Your task =
Reproduce the full listing below unchanged, apart from the pictures.

Records =
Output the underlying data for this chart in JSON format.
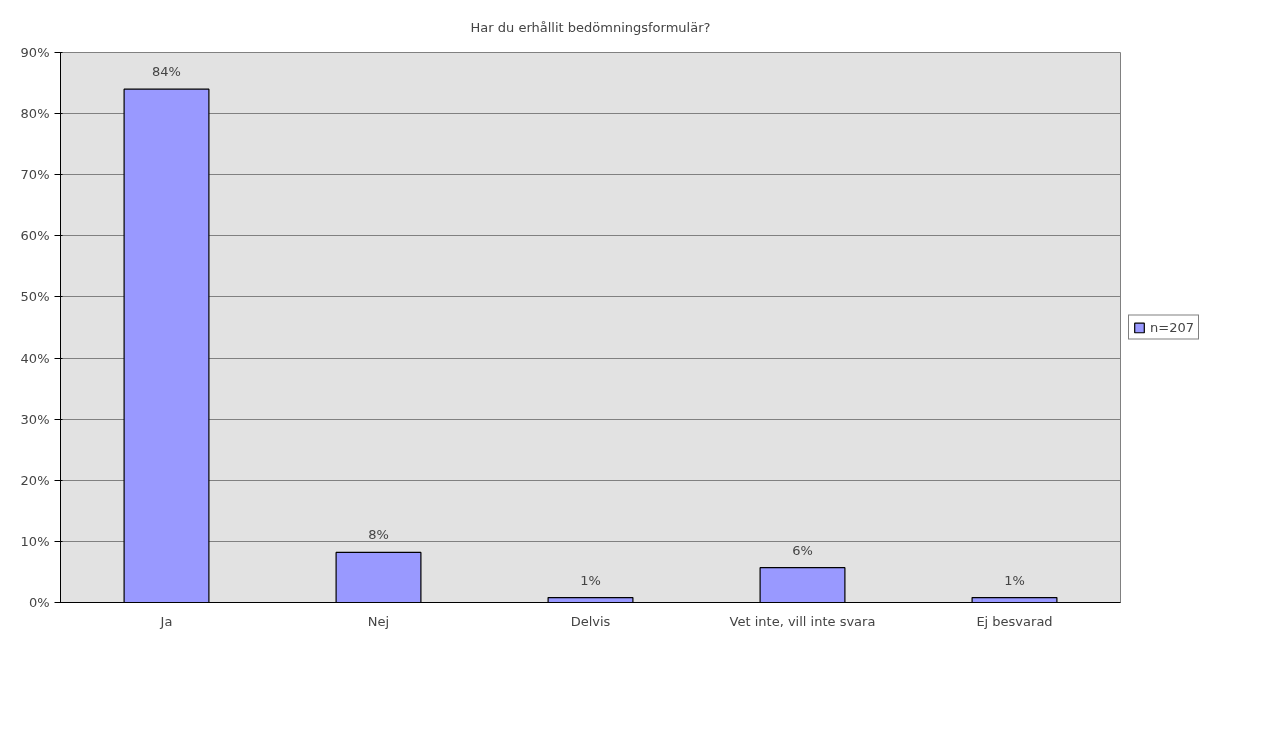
{
  "chart_data": {
    "type": "bar",
    "title": "Har du erhållit bedömningsformulär?",
    "categories": [
      "Ja",
      "Nej",
      "Delvis",
      "Vet inte, vill inte svara",
      "Ej besvarad"
    ],
    "series": [
      {
        "name": "n=207",
        "color": "#9999ff",
        "values": [
          84,
          8.2,
          0.8,
          5.7,
          0.8
        ],
        "value_labels": [
          "84%",
          "8%",
          "1%",
          "6%",
          "1%"
        ]
      }
    ],
    "ylim": [
      0,
      90
    ],
    "yticks": [
      {
        "value": 0,
        "label": "0%"
      },
      {
        "value": 10,
        "label": "10%"
      },
      {
        "value": 20,
        "label": "20%"
      },
      {
        "value": 30,
        "label": "30%"
      },
      {
        "value": 40,
        "label": "40%"
      },
      {
        "value": 50,
        "label": "50%"
      },
      {
        "value": 60,
        "label": "60%"
      },
      {
        "value": 70,
        "label": "70%"
      },
      {
        "value": 80,
        "label": "80%"
      },
      {
        "value": 90,
        "label": "90%"
      }
    ],
    "grid": "y",
    "legend": "right"
  }
}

Exercise response =
Output the underlying data for this chart in JSON format.
{
  "chart_data": {
    "type": "bar",
    "title": "Har du erhållit bedömningsformulär?",
    "categories": [
      "Ja",
      "Nej",
      "Delvis",
      "Vet inte, vill inte svara",
      "Ej besvarad"
    ],
    "series": [
      {
        "name": "n=207",
        "color": "#9999ff",
        "values": [
          84,
          8.2,
          0.8,
          5.7,
          0.8
        ],
        "value_labels": [
          "84%",
          "8%",
          "1%",
          "6%",
          "1%"
        ]
      }
    ],
    "ylim": [
      0,
      90
    ],
    "yticks": [
      {
        "value": 0,
        "label": "0%"
      },
      {
        "value": 10,
        "label": "10%"
      },
      {
        "value": 20,
        "label": "20%"
      },
      {
        "value": 30,
        "label": "30%"
      },
      {
        "value": 40,
        "label": "40%"
      },
      {
        "value": 50,
        "label": "50%"
      },
      {
        "value": 60,
        "label": "60%"
      },
      {
        "value": 70,
        "label": "70%"
      },
      {
        "value": 80,
        "label": "80%"
      },
      {
        "value": 90,
        "label": "90%"
      }
    ],
    "grid": "y",
    "legend": "right"
  }
}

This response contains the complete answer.